> AIM OF THE EXERCISE
Put everything from the start of the listing down through the line containing "card-2006: 2006年 一代" into a numbered list, leaving out blank lines.

> DATASET ENTRIES
-- START --
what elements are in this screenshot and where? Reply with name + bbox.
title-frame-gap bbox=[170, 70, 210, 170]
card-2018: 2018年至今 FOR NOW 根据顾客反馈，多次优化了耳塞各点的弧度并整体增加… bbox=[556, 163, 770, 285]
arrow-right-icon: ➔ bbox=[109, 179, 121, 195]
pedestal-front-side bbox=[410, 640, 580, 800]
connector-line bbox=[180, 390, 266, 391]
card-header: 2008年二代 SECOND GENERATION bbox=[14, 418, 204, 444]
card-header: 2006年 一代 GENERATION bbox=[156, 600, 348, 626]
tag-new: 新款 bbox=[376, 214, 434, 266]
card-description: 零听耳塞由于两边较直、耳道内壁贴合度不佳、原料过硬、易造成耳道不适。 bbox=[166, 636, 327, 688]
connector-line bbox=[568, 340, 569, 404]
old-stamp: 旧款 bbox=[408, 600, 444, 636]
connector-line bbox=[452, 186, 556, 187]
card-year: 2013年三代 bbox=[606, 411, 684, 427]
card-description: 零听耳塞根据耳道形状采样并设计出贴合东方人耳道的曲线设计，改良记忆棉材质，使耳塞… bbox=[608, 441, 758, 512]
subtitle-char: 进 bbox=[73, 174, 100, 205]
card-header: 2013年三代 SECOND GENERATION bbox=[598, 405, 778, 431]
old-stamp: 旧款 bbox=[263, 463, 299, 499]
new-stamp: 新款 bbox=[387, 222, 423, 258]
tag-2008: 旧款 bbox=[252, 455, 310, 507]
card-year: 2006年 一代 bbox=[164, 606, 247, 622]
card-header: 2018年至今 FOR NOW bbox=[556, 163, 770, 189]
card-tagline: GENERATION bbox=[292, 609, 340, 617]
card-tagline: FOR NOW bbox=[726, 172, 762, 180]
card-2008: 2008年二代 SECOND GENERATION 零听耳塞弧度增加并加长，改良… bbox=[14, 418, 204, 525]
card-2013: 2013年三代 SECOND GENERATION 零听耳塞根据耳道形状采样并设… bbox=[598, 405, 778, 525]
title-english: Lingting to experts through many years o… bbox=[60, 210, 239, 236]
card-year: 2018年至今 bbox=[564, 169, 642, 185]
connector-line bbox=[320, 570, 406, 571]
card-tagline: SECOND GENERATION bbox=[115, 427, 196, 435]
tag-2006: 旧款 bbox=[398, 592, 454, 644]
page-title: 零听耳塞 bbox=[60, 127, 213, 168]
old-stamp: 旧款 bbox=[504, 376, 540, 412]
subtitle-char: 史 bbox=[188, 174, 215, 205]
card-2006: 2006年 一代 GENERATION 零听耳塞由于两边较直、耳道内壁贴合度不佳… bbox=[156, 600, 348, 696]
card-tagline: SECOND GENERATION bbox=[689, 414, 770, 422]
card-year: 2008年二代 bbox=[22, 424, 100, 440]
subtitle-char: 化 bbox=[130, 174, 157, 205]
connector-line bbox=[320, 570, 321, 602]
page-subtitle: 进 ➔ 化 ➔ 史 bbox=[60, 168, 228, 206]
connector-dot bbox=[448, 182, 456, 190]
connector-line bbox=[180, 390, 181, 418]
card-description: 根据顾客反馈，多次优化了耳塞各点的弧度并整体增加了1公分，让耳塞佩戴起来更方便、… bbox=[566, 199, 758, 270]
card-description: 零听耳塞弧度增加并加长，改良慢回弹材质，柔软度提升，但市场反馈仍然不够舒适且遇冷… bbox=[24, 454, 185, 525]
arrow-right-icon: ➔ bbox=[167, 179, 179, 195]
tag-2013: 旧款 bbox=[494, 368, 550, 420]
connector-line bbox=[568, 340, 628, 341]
-- END --
> RESULT
1. what elements are in this screenshot and where? Reply with name + bbox.
2. title-frame-gap bbox=[170, 70, 210, 170]
3. card-2018: 2018年至今 FOR NOW 根据顾客反馈，多次优化了耳塞各点的弧度并整体增加… bbox=[556, 163, 770, 285]
4. arrow-right-icon: ➔ bbox=[109, 179, 121, 195]
5. pedestal-front-side bbox=[410, 640, 580, 800]
6. connector-line bbox=[180, 390, 266, 391]
7. card-header: 2008年二代 SECOND GENERATION bbox=[14, 418, 204, 444]
8. card-header: 2006年 一代 GENERATION bbox=[156, 600, 348, 626]
9. tag-new: 新款 bbox=[376, 214, 434, 266]
10. card-description: 零听耳塞由于两边较直、耳道内壁贴合度不佳、原料过硬、易造成耳道不适。 bbox=[166, 636, 327, 688]
11. connector-line bbox=[568, 340, 569, 404]
12. old-stamp: 旧款 bbox=[408, 600, 444, 636]
13. connector-line bbox=[452, 186, 556, 187]
14. card-year: 2013年三代 bbox=[606, 411, 684, 427]
15. card-description: 零听耳塞根据耳道形状采样并设计出贴合东方人耳道的曲线设计，改良记忆棉材质，使耳塞… bbox=[608, 441, 758, 512]
16. subtitle-char: 进 bbox=[73, 174, 100, 205]
17. card-header: 2013年三代 SECOND GENERATION bbox=[598, 405, 778, 431]
18. old-stamp: 旧款 bbox=[263, 463, 299, 499]
19. new-stamp: 新款 bbox=[387, 222, 423, 258]
20. tag-2008: 旧款 bbox=[252, 455, 310, 507]
21. card-year: 2006年 一代 bbox=[164, 606, 247, 622]
22. card-header: 2018年至今 FOR NOW bbox=[556, 163, 770, 189]
23. card-tagline: GENERATION bbox=[292, 609, 340, 617]
24. card-tagline: FOR NOW bbox=[726, 172, 762, 180]
25. card-2008: 2008年二代 SECOND GENERATION 零听耳塞弧度增加并加长，改良… bbox=[14, 418, 204, 525]
26. card-2013: 2013年三代 SECOND GENERATION 零听耳塞根据耳道形状采样并设… bbox=[598, 405, 778, 525]
27. title-english: Lingting to experts through many years o… bbox=[60, 210, 239, 236]
28. card-year: 2018年至今 bbox=[564, 169, 642, 185]
29. connector-line bbox=[320, 570, 406, 571]
30. card-tagline: SECOND GENERATION bbox=[115, 427, 196, 435]
31. tag-2006: 旧款 bbox=[398, 592, 454, 644]
32. page-title: 零听耳塞 bbox=[60, 127, 213, 168]
33. old-stamp: 旧款 bbox=[504, 376, 540, 412]
34. subtitle-char: 史 bbox=[188, 174, 215, 205]
35. card-2006: 2006年 一代 GENERATION 零听耳塞由于两边较直、耳道内壁贴合度不佳… bbox=[156, 600, 348, 696]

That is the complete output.